- **SET TASK**: Wherever a line holds the word "this", copy that line out.

Collected data
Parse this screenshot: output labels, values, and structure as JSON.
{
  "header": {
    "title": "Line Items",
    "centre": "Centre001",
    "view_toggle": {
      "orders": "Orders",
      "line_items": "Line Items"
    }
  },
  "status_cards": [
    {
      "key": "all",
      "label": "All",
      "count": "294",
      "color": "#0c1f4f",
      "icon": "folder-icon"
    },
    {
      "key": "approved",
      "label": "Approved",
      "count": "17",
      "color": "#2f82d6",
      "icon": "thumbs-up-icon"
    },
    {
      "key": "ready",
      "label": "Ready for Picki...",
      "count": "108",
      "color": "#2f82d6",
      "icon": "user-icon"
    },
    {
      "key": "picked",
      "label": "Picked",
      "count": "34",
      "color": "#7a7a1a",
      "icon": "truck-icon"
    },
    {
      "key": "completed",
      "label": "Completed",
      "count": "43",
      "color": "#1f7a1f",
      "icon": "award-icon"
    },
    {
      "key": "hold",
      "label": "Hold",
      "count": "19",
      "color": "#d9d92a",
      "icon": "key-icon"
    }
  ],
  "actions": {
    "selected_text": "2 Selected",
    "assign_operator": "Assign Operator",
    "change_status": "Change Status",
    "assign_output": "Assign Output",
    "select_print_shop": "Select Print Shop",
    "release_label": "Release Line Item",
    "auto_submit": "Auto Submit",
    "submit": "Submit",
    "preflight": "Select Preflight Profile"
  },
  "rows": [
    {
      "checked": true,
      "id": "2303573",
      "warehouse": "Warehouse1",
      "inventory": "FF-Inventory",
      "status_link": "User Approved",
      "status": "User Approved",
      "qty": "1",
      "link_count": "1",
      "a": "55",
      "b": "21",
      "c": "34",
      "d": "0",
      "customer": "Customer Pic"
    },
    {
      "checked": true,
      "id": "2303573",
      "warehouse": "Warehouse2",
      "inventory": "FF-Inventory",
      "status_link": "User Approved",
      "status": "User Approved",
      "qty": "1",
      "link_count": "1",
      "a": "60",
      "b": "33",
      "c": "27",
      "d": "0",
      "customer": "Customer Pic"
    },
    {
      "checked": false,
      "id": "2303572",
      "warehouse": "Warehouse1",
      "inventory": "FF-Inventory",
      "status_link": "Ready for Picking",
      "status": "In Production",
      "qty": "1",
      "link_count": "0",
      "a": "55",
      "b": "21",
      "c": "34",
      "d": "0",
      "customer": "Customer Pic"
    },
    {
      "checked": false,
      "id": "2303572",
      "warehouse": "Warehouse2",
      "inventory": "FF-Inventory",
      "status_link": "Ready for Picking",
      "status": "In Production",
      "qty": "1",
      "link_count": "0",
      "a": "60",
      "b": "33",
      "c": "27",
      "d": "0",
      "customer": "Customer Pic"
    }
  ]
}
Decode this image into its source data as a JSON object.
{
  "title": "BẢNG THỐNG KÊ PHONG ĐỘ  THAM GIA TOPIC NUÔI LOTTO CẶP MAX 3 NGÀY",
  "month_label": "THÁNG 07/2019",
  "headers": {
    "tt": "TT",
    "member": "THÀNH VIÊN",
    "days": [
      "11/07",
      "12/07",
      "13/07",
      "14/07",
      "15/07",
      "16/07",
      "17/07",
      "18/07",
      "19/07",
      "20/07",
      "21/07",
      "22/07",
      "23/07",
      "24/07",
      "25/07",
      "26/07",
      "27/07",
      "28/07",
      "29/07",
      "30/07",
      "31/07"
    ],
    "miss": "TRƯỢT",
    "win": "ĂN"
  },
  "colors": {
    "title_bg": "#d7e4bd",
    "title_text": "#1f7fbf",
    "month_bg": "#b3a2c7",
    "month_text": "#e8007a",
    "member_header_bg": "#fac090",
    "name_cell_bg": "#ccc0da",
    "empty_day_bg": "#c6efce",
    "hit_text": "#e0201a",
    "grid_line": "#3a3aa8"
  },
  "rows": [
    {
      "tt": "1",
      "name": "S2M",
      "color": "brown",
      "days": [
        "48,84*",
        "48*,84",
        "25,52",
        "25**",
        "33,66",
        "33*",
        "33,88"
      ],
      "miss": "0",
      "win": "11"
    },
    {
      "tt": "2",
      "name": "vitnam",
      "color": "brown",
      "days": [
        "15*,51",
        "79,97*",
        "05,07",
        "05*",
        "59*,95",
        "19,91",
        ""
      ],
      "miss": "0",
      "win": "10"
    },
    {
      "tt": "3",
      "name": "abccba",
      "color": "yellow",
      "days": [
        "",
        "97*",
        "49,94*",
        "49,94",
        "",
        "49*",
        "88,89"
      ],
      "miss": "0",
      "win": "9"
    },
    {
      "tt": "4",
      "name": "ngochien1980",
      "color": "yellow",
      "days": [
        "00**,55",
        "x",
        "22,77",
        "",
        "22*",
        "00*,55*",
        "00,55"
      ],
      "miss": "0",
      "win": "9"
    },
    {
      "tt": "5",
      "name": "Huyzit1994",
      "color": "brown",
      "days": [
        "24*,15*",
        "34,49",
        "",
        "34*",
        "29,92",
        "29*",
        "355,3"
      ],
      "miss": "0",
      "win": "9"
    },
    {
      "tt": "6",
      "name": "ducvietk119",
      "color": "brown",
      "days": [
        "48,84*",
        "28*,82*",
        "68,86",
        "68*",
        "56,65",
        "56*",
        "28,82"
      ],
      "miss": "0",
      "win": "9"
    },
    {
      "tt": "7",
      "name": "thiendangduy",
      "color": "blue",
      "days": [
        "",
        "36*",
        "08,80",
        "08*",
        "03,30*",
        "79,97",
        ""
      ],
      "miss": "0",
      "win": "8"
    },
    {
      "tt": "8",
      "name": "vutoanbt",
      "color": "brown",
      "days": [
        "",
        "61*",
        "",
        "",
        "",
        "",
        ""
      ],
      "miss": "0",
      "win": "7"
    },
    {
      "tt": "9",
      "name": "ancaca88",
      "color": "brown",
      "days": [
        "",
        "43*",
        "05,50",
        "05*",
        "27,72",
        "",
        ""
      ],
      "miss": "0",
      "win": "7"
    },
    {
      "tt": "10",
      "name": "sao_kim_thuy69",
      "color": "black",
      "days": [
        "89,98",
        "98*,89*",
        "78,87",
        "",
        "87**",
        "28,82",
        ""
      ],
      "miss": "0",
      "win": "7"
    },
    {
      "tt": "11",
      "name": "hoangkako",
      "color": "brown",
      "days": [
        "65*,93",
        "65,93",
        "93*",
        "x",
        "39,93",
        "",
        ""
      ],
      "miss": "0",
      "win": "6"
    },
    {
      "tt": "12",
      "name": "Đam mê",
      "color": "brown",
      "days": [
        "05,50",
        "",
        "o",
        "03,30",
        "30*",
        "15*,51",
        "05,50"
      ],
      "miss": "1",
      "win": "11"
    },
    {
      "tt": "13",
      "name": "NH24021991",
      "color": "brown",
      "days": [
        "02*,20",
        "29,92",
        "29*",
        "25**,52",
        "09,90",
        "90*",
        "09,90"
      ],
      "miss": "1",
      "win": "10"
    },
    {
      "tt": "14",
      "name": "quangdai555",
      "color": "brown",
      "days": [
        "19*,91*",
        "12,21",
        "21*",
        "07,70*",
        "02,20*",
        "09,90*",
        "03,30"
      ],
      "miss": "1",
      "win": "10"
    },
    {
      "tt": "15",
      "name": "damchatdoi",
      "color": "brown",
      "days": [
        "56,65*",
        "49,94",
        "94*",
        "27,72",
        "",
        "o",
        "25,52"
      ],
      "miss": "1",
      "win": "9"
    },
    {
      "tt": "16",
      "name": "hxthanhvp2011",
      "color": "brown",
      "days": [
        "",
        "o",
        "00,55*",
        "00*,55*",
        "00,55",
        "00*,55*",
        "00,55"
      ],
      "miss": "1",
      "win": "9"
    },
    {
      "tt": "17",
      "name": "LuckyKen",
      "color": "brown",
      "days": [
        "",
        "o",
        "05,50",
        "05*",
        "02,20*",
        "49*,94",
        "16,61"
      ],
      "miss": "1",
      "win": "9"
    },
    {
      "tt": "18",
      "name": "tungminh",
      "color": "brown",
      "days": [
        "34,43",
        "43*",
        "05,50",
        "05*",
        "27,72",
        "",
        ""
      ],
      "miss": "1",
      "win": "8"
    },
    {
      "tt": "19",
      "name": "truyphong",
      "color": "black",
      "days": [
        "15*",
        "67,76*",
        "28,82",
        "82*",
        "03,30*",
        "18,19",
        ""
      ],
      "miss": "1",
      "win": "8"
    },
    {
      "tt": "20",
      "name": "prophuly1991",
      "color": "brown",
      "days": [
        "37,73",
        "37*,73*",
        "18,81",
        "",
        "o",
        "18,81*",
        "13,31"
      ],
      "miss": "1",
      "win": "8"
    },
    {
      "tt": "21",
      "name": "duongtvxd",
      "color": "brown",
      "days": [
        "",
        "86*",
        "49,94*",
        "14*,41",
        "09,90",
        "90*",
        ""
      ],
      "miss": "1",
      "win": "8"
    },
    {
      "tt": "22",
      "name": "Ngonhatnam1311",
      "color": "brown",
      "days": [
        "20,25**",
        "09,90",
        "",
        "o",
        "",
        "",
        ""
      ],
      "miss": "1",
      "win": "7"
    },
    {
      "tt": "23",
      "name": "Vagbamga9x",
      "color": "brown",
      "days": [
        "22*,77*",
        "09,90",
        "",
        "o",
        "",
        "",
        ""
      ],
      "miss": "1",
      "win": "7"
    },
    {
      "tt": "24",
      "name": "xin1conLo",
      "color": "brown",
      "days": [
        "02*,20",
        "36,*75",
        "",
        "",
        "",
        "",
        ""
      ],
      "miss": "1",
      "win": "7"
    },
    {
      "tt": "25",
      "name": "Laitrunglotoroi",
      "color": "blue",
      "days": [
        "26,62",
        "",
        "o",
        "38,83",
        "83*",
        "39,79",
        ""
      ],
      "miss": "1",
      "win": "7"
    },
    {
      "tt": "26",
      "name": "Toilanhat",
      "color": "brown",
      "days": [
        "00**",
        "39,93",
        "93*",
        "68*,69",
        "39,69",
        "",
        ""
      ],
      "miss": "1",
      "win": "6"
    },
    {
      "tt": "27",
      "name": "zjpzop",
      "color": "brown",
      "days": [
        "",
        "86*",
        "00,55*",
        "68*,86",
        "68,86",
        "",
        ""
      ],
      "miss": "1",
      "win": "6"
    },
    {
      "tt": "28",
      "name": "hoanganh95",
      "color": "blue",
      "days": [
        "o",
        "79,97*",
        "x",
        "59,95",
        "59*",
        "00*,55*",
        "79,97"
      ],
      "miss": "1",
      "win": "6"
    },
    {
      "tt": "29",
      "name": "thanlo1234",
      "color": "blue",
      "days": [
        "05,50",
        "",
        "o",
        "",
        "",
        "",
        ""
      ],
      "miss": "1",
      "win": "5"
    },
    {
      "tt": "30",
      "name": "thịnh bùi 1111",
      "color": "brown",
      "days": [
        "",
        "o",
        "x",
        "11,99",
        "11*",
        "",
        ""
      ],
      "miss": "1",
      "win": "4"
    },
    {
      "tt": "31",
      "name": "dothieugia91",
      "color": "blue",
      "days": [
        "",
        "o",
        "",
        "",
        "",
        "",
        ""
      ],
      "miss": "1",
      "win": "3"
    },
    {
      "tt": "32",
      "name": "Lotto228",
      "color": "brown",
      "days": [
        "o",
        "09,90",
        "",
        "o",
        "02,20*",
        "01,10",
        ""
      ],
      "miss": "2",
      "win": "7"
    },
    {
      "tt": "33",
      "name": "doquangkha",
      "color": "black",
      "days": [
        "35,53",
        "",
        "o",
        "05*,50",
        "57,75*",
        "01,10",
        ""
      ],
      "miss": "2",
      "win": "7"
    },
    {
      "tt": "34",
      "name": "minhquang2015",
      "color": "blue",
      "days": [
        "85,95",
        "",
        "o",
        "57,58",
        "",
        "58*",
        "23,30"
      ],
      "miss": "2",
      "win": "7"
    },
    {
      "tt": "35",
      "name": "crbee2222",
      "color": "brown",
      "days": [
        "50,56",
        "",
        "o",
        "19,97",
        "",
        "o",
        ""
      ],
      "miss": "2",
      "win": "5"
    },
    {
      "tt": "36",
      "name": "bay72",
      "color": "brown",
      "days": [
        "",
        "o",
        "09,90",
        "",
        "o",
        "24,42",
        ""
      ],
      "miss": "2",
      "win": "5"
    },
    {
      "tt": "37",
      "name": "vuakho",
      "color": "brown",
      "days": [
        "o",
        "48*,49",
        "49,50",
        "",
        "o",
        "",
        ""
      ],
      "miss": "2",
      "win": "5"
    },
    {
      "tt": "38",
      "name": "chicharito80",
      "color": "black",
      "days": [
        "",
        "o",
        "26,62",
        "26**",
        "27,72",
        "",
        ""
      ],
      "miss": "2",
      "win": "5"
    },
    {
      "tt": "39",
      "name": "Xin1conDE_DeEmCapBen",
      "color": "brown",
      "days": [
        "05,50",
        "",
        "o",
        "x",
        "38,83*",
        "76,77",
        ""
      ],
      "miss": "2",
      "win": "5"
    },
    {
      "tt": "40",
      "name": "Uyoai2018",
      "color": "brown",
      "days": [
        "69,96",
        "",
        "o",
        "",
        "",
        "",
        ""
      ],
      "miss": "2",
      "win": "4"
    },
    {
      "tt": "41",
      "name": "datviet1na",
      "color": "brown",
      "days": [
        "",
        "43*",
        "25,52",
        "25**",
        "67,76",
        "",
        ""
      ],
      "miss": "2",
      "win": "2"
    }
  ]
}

- **EXERCISE RESULT**:
Parse this screenshot: output labels, values, and structure as JSON.
Decode this image into its source data as a JSON object.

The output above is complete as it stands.